Agios Nikolaos plant, 32003, Viotia, Greece

Geological origin of bauxite:

Karstic bauxite ore, mainly coming from the Greek karstic bauxite deposits found in the Mt Helikon – Mt Parnassus – Mt Giona zone, constitutes the major source of the bauxite feed (80%) used for production of metallurgical alumina in the alumina refinery unit of MYTILINEOS “Aluminium of Greece – AoG". Karstic bauxite ore deposits are characterised as diasporic since they contain aluminium oxide primarily in the form of mono-hydrate molecules (diasporic minerals). The rest of the bauxite ore feed needed for alumina production in AoG (20%) consists of imported tropical bauxites, originating from Ghana or Brazil. Tropical bauxite ore deposits are characterised as gibbsitic as they contain primarily tri-hydrated aluminium oxides (gibbsite minerals).

Data segment »
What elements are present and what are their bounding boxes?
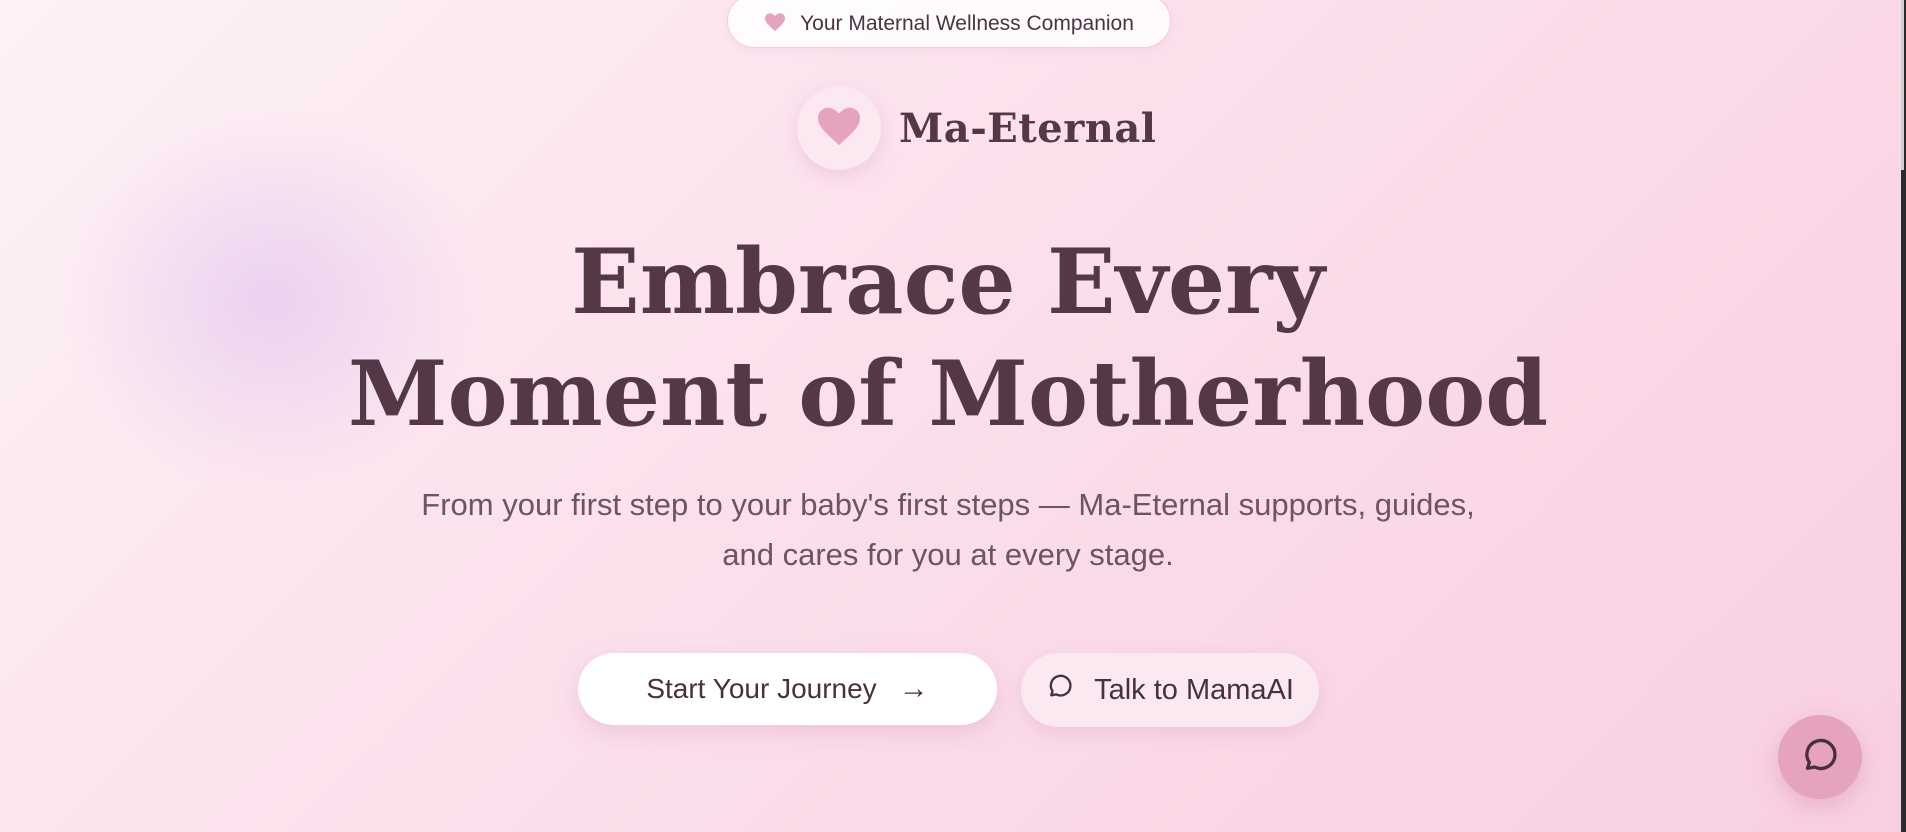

What you need to do » Continue the text on the geological origin of bauxite, beginning right after its final sentence.

Answer to the exercise »
Bauxite processing:

Metallurgical alumina is produced in AoG via the Bayer process, in which sodium hydroxide is utilized to selectively dissolve the aluminium (oxy-) hydroxide minerals of the bauxite ore into a high-concentration sodium hydroxide solution, while leaving unaffected the rest mineral matrix. After leaching, the remaining fraction of the unaffected mineral matrix, is separated by settling, and then washed and filterpressed to produce the bauxite residue by-product, which is stored inland nearby the processing plant.


After-processing bauxite facts and numbers:

MYTILINEOS was among the first alumina refineries to install filterpresses (now BAT) for the dehydration of the inert bauxite residue and its transformation into a drier solid with moisture content of less than 26% that can be safely and easily deposited on land. Since 2011 AoG’s bauxite is filter-pressed in the Filterpress Unit consisting of 4 filterpresses, and is stored as a “dry” by-product in the custom-configured area that the company owns near the plant, in accordance with relevant studies and in compliance with approved environmental terms.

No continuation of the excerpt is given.